EXERCISE DESCRIPTION:
The entries need to be copied exactly.

INFORMATION SHOWN:

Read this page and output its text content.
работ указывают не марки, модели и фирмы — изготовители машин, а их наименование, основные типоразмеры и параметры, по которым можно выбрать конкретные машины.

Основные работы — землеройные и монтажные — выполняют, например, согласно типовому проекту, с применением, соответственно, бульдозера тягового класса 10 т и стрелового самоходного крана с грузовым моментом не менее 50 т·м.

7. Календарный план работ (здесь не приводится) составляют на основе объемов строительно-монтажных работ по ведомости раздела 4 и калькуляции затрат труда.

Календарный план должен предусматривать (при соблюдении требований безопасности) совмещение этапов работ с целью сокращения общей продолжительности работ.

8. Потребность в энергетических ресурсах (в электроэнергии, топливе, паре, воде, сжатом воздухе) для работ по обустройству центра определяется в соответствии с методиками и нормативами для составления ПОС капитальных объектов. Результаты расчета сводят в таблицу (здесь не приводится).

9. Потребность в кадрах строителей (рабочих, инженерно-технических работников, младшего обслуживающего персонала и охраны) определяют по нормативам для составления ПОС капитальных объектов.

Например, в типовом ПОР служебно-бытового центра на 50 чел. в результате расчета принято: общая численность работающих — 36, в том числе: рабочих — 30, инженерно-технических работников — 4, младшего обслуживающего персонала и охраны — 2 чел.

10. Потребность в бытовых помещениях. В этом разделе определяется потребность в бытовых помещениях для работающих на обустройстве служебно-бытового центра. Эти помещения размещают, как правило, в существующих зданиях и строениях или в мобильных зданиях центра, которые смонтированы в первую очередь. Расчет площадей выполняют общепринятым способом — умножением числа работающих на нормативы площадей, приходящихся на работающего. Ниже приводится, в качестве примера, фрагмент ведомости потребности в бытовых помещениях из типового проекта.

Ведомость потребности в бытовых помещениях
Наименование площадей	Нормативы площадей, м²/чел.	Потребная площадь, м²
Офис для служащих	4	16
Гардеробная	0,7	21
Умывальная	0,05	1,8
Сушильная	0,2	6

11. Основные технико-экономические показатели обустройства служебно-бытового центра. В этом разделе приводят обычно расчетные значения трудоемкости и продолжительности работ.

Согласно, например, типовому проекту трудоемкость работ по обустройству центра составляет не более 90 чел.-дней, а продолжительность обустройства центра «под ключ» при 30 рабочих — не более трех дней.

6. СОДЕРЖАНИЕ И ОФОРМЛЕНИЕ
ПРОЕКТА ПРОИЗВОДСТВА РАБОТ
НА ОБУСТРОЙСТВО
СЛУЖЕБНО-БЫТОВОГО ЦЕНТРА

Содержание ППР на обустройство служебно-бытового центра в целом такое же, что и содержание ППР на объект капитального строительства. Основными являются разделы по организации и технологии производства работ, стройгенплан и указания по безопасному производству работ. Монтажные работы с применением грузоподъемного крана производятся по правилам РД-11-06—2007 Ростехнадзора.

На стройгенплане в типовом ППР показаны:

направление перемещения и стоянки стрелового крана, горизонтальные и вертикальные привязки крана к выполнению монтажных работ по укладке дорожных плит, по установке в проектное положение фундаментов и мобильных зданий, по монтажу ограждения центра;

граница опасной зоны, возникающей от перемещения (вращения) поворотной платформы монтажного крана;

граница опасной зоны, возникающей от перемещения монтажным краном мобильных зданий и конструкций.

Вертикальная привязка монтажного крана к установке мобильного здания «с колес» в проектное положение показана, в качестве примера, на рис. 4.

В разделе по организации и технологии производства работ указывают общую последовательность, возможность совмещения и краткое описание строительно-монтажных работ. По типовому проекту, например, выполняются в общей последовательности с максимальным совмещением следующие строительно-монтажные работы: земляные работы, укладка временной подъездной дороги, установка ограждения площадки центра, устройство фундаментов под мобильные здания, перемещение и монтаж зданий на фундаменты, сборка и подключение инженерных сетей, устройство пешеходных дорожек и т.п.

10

ANSWER TO THIS EXERCISE:
Read this page and output its text content.
работ указывают не марки, модели и фирмы — изготовители машин, а их наименование, основные типоразмеры и параметры, по которым можно выбрать конкретные машины.

Основные работы — землеройные и монтажные — выполняют, например, согласно типовому проекту, с применением, соответственно, бульдозера тягового класса 10 т и стрелового самоходного крана с грузовым моментом не менее 50 т·м.

7. Календарный план работ (здесь не приводится) составляют на основе объемов строительно-монтажных работ по ведомости раздела 4 и калькуляции затрат труда.

Календарный план должен предусматривать (при соблюдении требований безопасности) совмещение этапов работ с целью сокращения общей продолжительности работ.

8. Потребность в энергетических ресурсах (в электроэнергии, топливе, паре, воде, сжатом воздухе) для работ по обустройству центра определяется в соответствии с методиками и нормативами для составления ПОС капитальных объектов. Результаты расчета сводят в таблицу (здесь не приводится).

9. Потребность в кадрах строителей (рабочих, инженерно-технических работников, младшего обслуживающего персонала и охраны) определяют по нормативам для составления ПОС капитальных объектов.

Например, в типовом ПОР служебно-бытового центра на 50 чел. в результате расчета принято: общая численность работающих — 36, в том числе: рабочих — 30, инженерно-технических работников — 4, младшего обслуживающего персонала и охраны — 2 чел.

10. Потребность в бытовых помещениях. В этом разделе определяется потребность в бытовых помещениях для работающих на обустройстве служебно-бытового центра. Эти помещения размещают, как правило, в существующих зданиях и строениях или в мобильных зданиях центра, которые смонтированы в первую очередь. Расчет площадей выполняют общепринятым способом — умножением числа работающих на нормативы площадей, приходящихся на работающего. Ниже приводится, в качестве примера, фрагмент ведомости потребности в бытовых помещениях из типового проекта.

Ведомость потребности в бытовых помещениях
Наименование площадей	Нормативы площадей, м²/чел.	Потребная площадь, м²
Офис для служащих	4	16
Гардеробная	0,7	21
Умывальная	0,05	1,8
Сушильная	0,2	6

11. Основные технико-экономические показатели обустройства служебно-бытового центра. В этом разделе приводят обычно расчетные значения трудоемкости и продолжительности работ.

Согласно, например, типовому проекту трудоемкость работ по обустройству центра составляет не более 90 чел.-дней, а продолжительность обустройства центра «под ключ» при 30 рабочих — не более трех дней.

6. СОДЕРЖАНИЕ И ОФОРМЛЕНИЕ
ПРОЕКТА ПРОИЗВОДСТВА РАБОТ
НА ОБУСТРОЙСТВО
СЛУЖЕБНО-БЫТОВОГО ЦЕНТРА

Содержание ППР на обустройство служебно-бытового центра в целом такое же, что и содержание ППР на объект капитального строительства. Основными являются разделы по организации и технологии производства работ, стройгенплан и указания по безопасному производству работ. Монтажные работы с применением грузоподъемного крана производятся по правилам РД-11-06—2007 Ростехнадзора.

На стройгенплане в типовом ППР показаны:

направление перемещения и стоянки стрелового крана, горизонтальные и вертикальные привязки крана к выполнению монтажных работ по укладке дорожных плит, по установке в проектное положение фундаментов и мобильных зданий, по монтажу ограждения центра;

граница опасной зоны, возникающей от перемещения (вращения) поворотной платформы монтажного крана;

граница опасной зоны, возникающей от перемещения монтажным краном мобильных зданий и конструкций.

Вертикальная привязка монтажного крана к установке мобильного здания «с колес» в проектное положение показана, в качестве примера, на рис. 4.

В разделе по организации и технологии производства работ указывают общую последовательность, возможность совмещения и краткое описание строительно-монтажных работ. По типовому проекту, например, выполняются в общей последовательности с максимальным совмещением следующие строительно-монтажные работы: земляные работы, укладка временной подъездной дороги, установка ограждения площадки центра, устройство фундаментов под мобильные здания, перемещение и монтаж зданий на фундаменты, сборка и подключение инженерных сетей, устройство пешеходных дорожек и т.п.

10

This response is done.